**Job**
Transcribe the entries below exactly; leave every image out.

*** Listed records

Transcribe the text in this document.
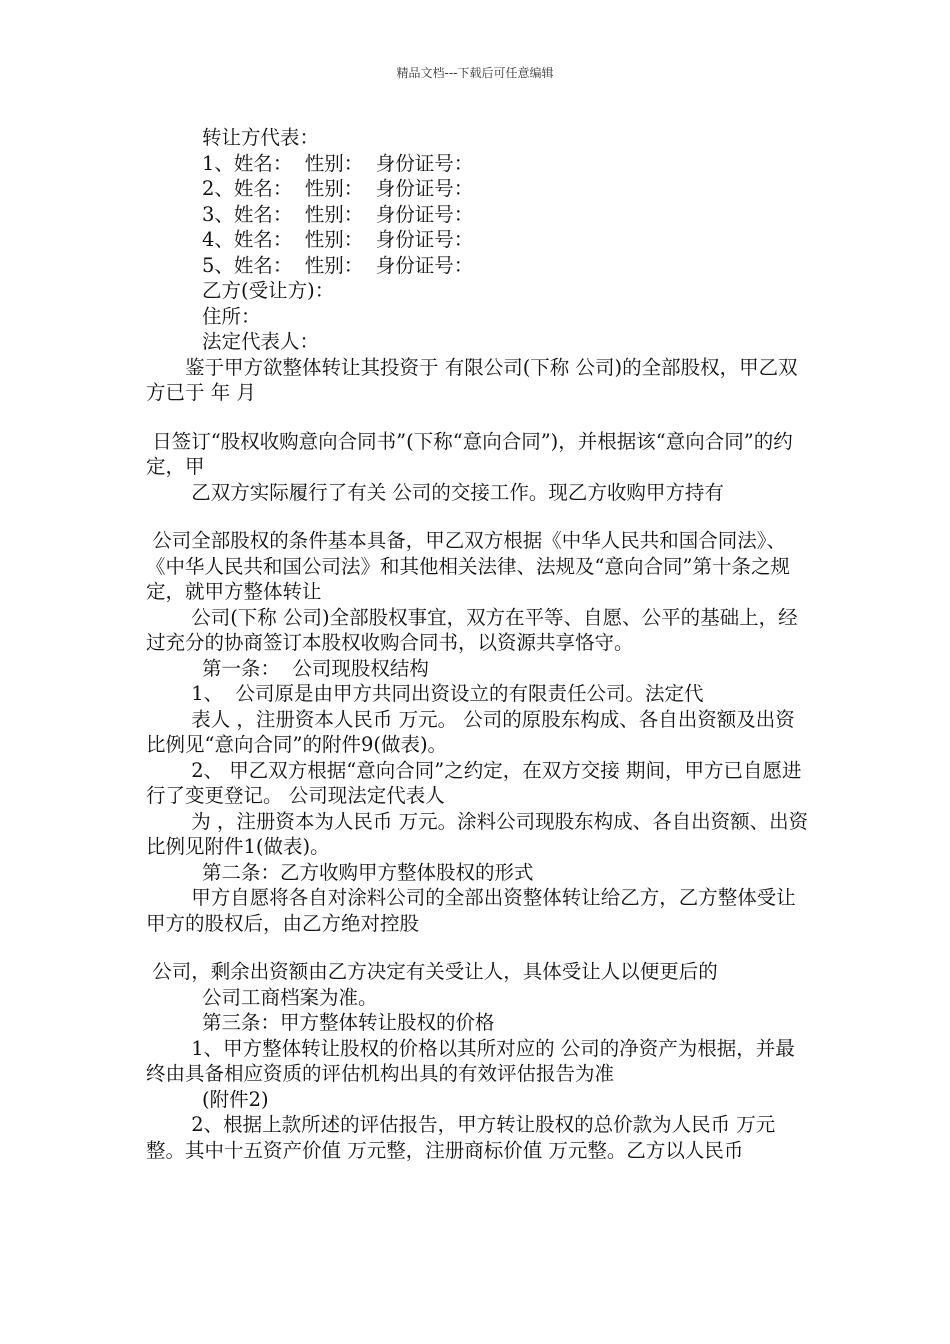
精品文档---下载后可任意编辑

转让方代表：

1、姓名：  性别：  身份证号：

2、姓名：  性别：  身份证号：

3、姓名：  性别：  身份证号：

4、姓名：  性别：  身份证号：

5、姓名：  性别：  身份证号：

乙方(受让方)：

住所：

法定代表人：

　　鉴于甲方欲整体转让其投资于 有限公司(下称 公司)的全部股权，甲乙双方已于 年 月

日签订“股权收购意向合同书”(下称“意向合同”)，并根据该“意向合同”的约定，甲

　　 乙双方实际履行了有关 公司的交接工作。现乙方收购甲方持有

公司全部股权的条件基本具备，甲乙双方根据《中华人民共和国合同法》、《中华人民共和国公司法》和其他相关法律、法规及“意向合同”第十条之规定，就甲方整体转让

　　 公司(下称 公司)全部股权事宜，双方在平等、自愿、公平的基础上，经过充分的协商签订本股权收购合同书，以资源共享恪守。

第一条：  公司现股权结构

　　 1、  公司原是由甲方共同出资设立的有限责任公司。法定代

　　 表人 ，注册资本人民币 万元。 公司的原股东构成、各自出资额及出资比例见“意向合同”的附件9(做表)。

　　 2、 甲乙双方根据“意向合同”之约定，在双方交接 期间，甲方已自愿进行了变更登记。 公司现法定代表人

　　 为 ，注册资本为人民币 万元。涂料公司现股东构成、各自出资额、出资比例见附件1(做表)。

第二条：乙方收购甲方整体股权的形式

　　 甲方自愿将各自对涂料公司的全部出资整体转让给乙方，乙方整体受让甲方的股权后，由乙方绝对控股

公司，剩余出资额由乙方决定有关受让人，具体受让人以便更后的

公司工商档案为准。

第三条：甲方整体转让股权的价格

　　 1、甲方整体转让股权的价格以其所对应的 公司的净资产为根据，并最终由具备相应资质的评估机构出具的有效评估报告为准

(附件2)

　　 2、根据上款所述的评估报告，甲方转让股权的总价款为人民币 万元整。其中十五资产价值 万元整，注册商标价值 万元整。乙方以人民币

******

**Result for this task**
Transcribe the text in this document.
精品文档---下载后可任意编辑

转让方代表：

1、姓名：  性别：  身份证号：

2、姓名：  性别：  身份证号：

3、姓名：  性别：  身份证号：

4、姓名：  性别：  身份证号：

5、姓名：  性别：  身份证号：

乙方(受让方)：

住所：

法定代表人：

　　鉴于甲方欲整体转让其投资于 有限公司(下称 公司)的全部股权，甲乙双方已于 年 月

日签订“股权收购意向合同书”(下称“意向合同”)，并根据该“意向合同”的约定，甲

　　 乙双方实际履行了有关 公司的交接工作。现乙方收购甲方持有

公司全部股权的条件基本具备，甲乙双方根据《中华人民共和国合同法》、《中华人民共和国公司法》和其他相关法律、法规及“意向合同”第十条之规定，就甲方整体转让

　　 公司(下称 公司)全部股权事宜，双方在平等、自愿、公平的基础上，经过充分的协商签订本股权收购合同书，以资源共享恪守。

第一条：  公司现股权结构

　　 1、  公司原是由甲方共同出资设立的有限责任公司。法定代

　　 表人 ，注册资本人民币 万元。 公司的原股东构成、各自出资额及出资比例见“意向合同”的附件9(做表)。

　　 2、 甲乙双方根据“意向合同”之约定，在双方交接 期间，甲方已自愿进行了变更登记。 公司现法定代表人

　　 为 ，注册资本为人民币 万元。涂料公司现股东构成、各自出资额、出资比例见附件1(做表)。

第二条：乙方收购甲方整体股权的形式

　　 甲方自愿将各自对涂料公司的全部出资整体转让给乙方，乙方整体受让甲方的股权后，由乙方绝对控股

公司，剩余出资额由乙方决定有关受让人，具体受让人以便更后的

公司工商档案为准。

第三条：甲方整体转让股权的价格

　　 1、甲方整体转让股权的价格以其所对应的 公司的净资产为根据，并最终由具备相应资质的评估机构出具的有效评估报告为准

(附件2)

　　 2、根据上款所述的评估报告，甲方转让股权的总价款为人民币 万元整。其中十五资产价值 万元整，注册商标价值 万元整。乙方以人民币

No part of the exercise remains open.